# Exercise details:
Output each line exactly as it appears, skipping any embedded picture.

------

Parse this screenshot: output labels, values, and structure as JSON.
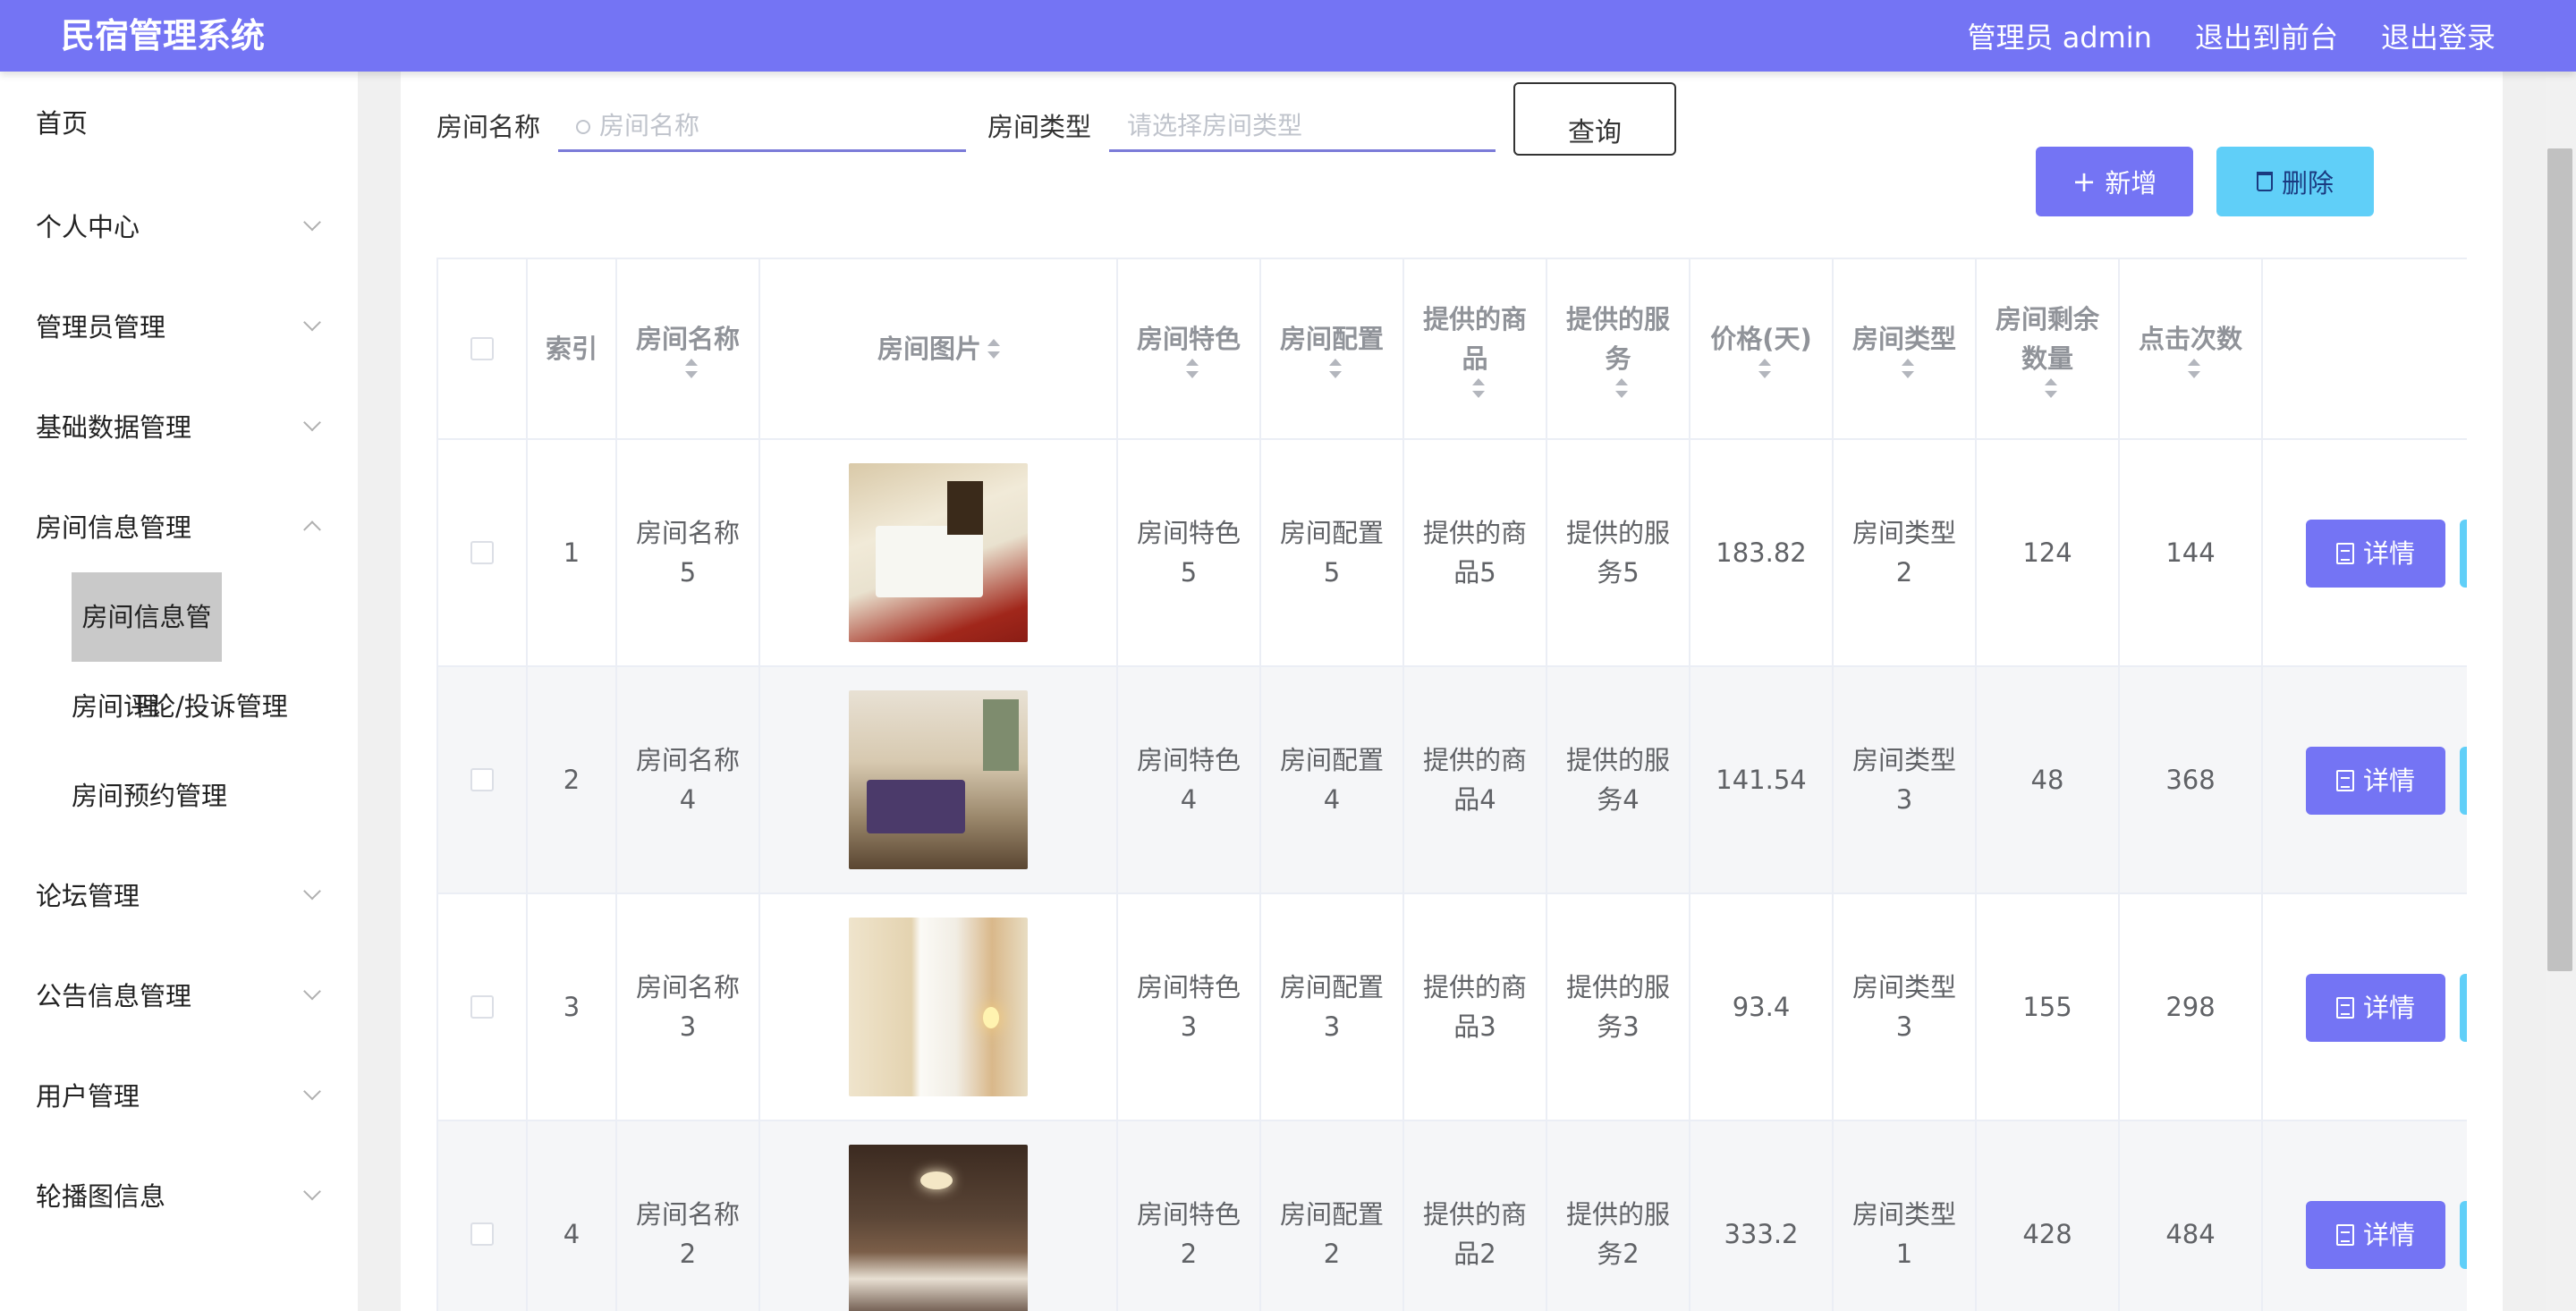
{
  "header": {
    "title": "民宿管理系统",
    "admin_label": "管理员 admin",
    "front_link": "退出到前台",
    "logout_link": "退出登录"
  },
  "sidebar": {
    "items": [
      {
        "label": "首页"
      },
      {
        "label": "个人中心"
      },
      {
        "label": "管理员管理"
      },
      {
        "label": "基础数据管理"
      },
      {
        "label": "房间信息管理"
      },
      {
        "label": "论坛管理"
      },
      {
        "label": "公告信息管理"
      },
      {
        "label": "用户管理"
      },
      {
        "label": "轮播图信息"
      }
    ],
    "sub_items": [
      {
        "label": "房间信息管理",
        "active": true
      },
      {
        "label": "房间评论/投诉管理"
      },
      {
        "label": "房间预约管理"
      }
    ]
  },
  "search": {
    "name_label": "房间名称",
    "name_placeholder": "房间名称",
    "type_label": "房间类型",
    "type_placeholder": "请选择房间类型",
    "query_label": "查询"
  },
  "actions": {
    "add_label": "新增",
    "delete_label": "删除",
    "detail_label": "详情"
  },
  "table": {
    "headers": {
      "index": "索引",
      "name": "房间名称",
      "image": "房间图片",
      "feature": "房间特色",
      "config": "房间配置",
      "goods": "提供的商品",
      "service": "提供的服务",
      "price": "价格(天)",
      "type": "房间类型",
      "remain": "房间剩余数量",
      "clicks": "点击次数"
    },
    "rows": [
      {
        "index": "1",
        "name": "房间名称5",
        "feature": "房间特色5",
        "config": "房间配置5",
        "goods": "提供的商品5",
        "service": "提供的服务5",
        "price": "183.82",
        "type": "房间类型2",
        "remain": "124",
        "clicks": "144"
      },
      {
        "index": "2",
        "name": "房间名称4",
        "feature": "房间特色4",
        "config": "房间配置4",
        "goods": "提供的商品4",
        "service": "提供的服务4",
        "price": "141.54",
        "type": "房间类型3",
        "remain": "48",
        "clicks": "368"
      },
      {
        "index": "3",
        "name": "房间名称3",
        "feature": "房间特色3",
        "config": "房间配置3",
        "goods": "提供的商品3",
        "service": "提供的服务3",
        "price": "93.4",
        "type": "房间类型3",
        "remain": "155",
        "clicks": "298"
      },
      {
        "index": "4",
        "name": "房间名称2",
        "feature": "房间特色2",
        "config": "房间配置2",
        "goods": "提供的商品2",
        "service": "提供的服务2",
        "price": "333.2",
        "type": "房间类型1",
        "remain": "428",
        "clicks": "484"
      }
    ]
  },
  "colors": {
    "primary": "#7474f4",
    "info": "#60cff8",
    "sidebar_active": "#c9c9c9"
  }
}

------

# Response:
Parse this screenshot: output labels, values, and structure as JSON.
{
  "header": {
    "title": "民宿管理系统",
    "admin_label": "管理员 admin",
    "front_link": "退出到前台",
    "logout_link": "退出登录"
  },
  "sidebar": {
    "items": [
      {
        "label": "首页"
      },
      {
        "label": "个人中心"
      },
      {
        "label": "管理员管理"
      },
      {
        "label": "基础数据管理"
      },
      {
        "label": "房间信息管理"
      },
      {
        "label": "论坛管理"
      },
      {
        "label": "公告信息管理"
      },
      {
        "label": "用户管理"
      },
      {
        "label": "轮播图信息"
      }
    ],
    "sub_items": [
      {
        "label": "房间信息管理",
        "active": true
      },
      {
        "label": "房间评论/投诉管理"
      },
      {
        "label": "房间预约管理"
      }
    ]
  },
  "search": {
    "name_label": "房间名称",
    "name_placeholder": "房间名称",
    "type_label": "房间类型",
    "type_placeholder": "请选择房间类型",
    "query_label": "查询"
  },
  "actions": {
    "add_label": "新增",
    "delete_label": "删除",
    "detail_label": "详情"
  },
  "table": {
    "headers": {
      "index": "索引",
      "name": "房间名称",
      "image": "房间图片",
      "feature": "房间特色",
      "config": "房间配置",
      "goods": "提供的商品",
      "service": "提供的服务",
      "price": "价格(天)",
      "type": "房间类型",
      "remain": "房间剩余数量",
      "clicks": "点击次数"
    },
    "rows": [
      {
        "index": "1",
        "name": "房间名称5",
        "feature": "房间特色5",
        "config": "房间配置5",
        "goods": "提供的商品5",
        "service": "提供的服务5",
        "price": "183.82",
        "type": "房间类型2",
        "remain": "124",
        "clicks": "144"
      },
      {
        "index": "2",
        "name": "房间名称4",
        "feature": "房间特色4",
        "config": "房间配置4",
        "goods": "提供的商品4",
        "service": "提供的服务4",
        "price": "141.54",
        "type": "房间类型3",
        "remain": "48",
        "clicks": "368"
      },
      {
        "index": "3",
        "name": "房间名称3",
        "feature": "房间特色3",
        "config": "房间配置3",
        "goods": "提供的商品3",
        "service": "提供的服务3",
        "price": "93.4",
        "type": "房间类型3",
        "remain": "155",
        "clicks": "298"
      },
      {
        "index": "4",
        "name": "房间名称2",
        "feature": "房间特色2",
        "config": "房间配置2",
        "goods": "提供的商品2",
        "service": "提供的服务2",
        "price": "333.2",
        "type": "房间类型1",
        "remain": "428",
        "clicks": "484"
      }
    ]
  },
  "colors": {
    "primary": "#7474f4",
    "info": "#60cff8",
    "sidebar_active": "#c9c9c9"
  }
}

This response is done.